### What is asked:
Copy each line below without leaving any out.

=== Provided records ===

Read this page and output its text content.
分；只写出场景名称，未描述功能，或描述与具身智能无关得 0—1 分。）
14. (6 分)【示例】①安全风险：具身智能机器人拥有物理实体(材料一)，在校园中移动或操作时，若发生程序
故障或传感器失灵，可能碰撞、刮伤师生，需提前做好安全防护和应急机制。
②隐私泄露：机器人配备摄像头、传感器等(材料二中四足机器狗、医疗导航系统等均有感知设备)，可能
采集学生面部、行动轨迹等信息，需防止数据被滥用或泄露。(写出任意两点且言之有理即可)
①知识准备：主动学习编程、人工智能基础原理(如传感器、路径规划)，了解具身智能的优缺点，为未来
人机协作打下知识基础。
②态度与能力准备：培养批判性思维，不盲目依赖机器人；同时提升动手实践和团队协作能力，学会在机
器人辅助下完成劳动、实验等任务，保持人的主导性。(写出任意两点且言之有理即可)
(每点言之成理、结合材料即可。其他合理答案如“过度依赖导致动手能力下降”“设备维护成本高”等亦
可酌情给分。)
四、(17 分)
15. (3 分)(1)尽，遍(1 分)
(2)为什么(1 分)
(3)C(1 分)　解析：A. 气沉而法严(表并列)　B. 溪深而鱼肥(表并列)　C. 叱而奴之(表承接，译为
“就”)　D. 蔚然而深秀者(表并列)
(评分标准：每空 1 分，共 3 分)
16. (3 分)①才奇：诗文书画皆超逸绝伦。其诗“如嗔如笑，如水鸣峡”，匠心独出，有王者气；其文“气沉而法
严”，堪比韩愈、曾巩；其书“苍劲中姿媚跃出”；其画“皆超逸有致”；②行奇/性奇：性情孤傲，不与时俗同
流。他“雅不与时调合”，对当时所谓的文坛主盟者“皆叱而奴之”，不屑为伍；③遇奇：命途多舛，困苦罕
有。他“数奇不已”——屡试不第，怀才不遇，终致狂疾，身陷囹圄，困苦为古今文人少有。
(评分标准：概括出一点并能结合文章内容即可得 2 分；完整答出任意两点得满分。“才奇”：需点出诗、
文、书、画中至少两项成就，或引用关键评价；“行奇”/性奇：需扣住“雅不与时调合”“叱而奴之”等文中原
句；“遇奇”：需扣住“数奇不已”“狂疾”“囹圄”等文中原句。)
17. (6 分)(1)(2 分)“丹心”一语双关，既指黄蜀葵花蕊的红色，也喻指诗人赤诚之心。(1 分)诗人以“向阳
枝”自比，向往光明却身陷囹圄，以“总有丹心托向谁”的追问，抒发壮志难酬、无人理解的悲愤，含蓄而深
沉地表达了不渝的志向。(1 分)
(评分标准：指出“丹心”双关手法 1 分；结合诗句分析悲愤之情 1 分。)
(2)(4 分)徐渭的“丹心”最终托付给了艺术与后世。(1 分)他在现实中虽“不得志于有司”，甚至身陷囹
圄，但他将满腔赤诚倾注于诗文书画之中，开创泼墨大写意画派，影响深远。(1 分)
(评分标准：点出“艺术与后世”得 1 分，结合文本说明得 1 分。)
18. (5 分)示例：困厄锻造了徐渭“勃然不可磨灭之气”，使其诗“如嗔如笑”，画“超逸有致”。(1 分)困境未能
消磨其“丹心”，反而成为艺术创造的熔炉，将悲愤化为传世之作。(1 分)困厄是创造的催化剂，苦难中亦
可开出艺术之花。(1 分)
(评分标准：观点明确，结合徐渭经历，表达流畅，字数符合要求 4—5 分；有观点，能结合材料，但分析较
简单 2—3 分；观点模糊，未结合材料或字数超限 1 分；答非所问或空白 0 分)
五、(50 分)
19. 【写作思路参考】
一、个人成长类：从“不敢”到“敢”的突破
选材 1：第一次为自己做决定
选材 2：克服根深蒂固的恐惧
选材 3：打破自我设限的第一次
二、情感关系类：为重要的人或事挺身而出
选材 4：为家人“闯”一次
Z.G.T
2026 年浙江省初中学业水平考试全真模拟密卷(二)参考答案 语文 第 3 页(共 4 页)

===

### Task answer:
Read this page and output its text content.
分；只写出场景名称，未描述功能，或描述与具身智能无关得 0—1 分。）
14. (6 分)【示例】①安全风险：具身智能机器人拥有物理实体(材料一)，在校园中移动或操作时，若发生程序
故障或传感器失灵，可能碰撞、刮伤师生，需提前做好安全防护和应急机制。
②隐私泄露：机器人配备摄像头、传感器等(材料二中四足机器狗、医疗导航系统等均有感知设备)，可能
采集学生面部、行动轨迹等信息，需防止数据被滥用或泄露。(写出任意两点且言之有理即可)
①知识准备：主动学习编程、人工智能基础原理(如传感器、路径规划)，了解具身智能的优缺点，为未来
人机协作打下知识基础。
②态度与能力准备：培养批判性思维，不盲目依赖机器人；同时提升动手实践和团队协作能力，学会在机
器人辅助下完成劳动、实验等任务，保持人的主导性。(写出任意两点且言之有理即可)
(每点言之成理、结合材料即可。其他合理答案如“过度依赖导致动手能力下降”“设备维护成本高”等亦
可酌情给分。)
四、(17 分)
15. (3 分)(1)尽，遍(1 分)
(2)为什么(1 分)
(3)C(1 分)　解析：A. 气沉而法严(表并列)　B. 溪深而鱼肥(表并列)　C. 叱而奴之(表承接，译为
“就”)　D. 蔚然而深秀者(表并列)
(评分标准：每空 1 分，共 3 分)
16. (3 分)①才奇：诗文书画皆超逸绝伦。其诗“如嗔如笑，如水鸣峡”，匠心独出，有王者气；其文“气沉而法
严”，堪比韩愈、曾巩；其书“苍劲中姿媚跃出”；其画“皆超逸有致”；②行奇/性奇：性情孤傲，不与时俗同
流。他“雅不与时调合”，对当时所谓的文坛主盟者“皆叱而奴之”，不屑为伍；③遇奇：命途多舛，困苦罕
有。他“数奇不已”——屡试不第，怀才不遇，终致狂疾，身陷囹圄，困苦为古今文人少有。
(评分标准：概括出一点并能结合文章内容即可得 2 分；完整答出任意两点得满分。“才奇”：需点出诗、
文、书、画中至少两项成就，或引用关键评价；“行奇”/性奇：需扣住“雅不与时调合”“叱而奴之”等文中原
句；“遇奇”：需扣住“数奇不已”“狂疾”“囹圄”等文中原句。)
17. (6 分)(1)(2 分)“丹心”一语双关，既指黄蜀葵花蕊的红色，也喻指诗人赤诚之心。(1 分)诗人以“向阳
枝”自比，向往光明却身陷囹圄，以“总有丹心托向谁”的追问，抒发壮志难酬、无人理解的悲愤，含蓄而深
沉地表达了不渝的志向。(1 分)
(评分标准：指出“丹心”双关手法 1 分；结合诗句分析悲愤之情 1 分。)
(2)(4 分)徐渭的“丹心”最终托付给了艺术与后世。(1 分)他在现实中虽“不得志于有司”，甚至身陷囹
圄，但他将满腔赤诚倾注于诗文书画之中，开创泼墨大写意画派，影响深远。(1 分)
(评分标准：点出“艺术与后世”得 1 分，结合文本说明得 1 分。)
18. (5 分)示例：困厄锻造了徐渭“勃然不可磨灭之气”，使其诗“如嗔如笑”，画“超逸有致”。(1 分)困境未能
消磨其“丹心”，反而成为艺术创造的熔炉，将悲愤化为传世之作。(1 分)困厄是创造的催化剂，苦难中亦
可开出艺术之花。(1 分)
(评分标准：观点明确，结合徐渭经历，表达流畅，字数符合要求 4—5 分；有观点，能结合材料，但分析较
简单 2—3 分；观点模糊，未结合材料或字数超限 1 分；答非所问或空白 0 分)
五、(50 分)
19. 【写作思路参考】
一、个人成长类：从“不敢”到“敢”的突破
选材 1：第一次为自己做决定
选材 2：克服根深蒂固的恐惧
选材 3：打破自我设限的第一次
二、情感关系类：为重要的人或事挺身而出
选材 4：为家人“闯”一次
Z.G.T
2026 年浙江省初中学业水平考试全真模拟密卷(二)参考答案 语文 第 3 页(共 4 页)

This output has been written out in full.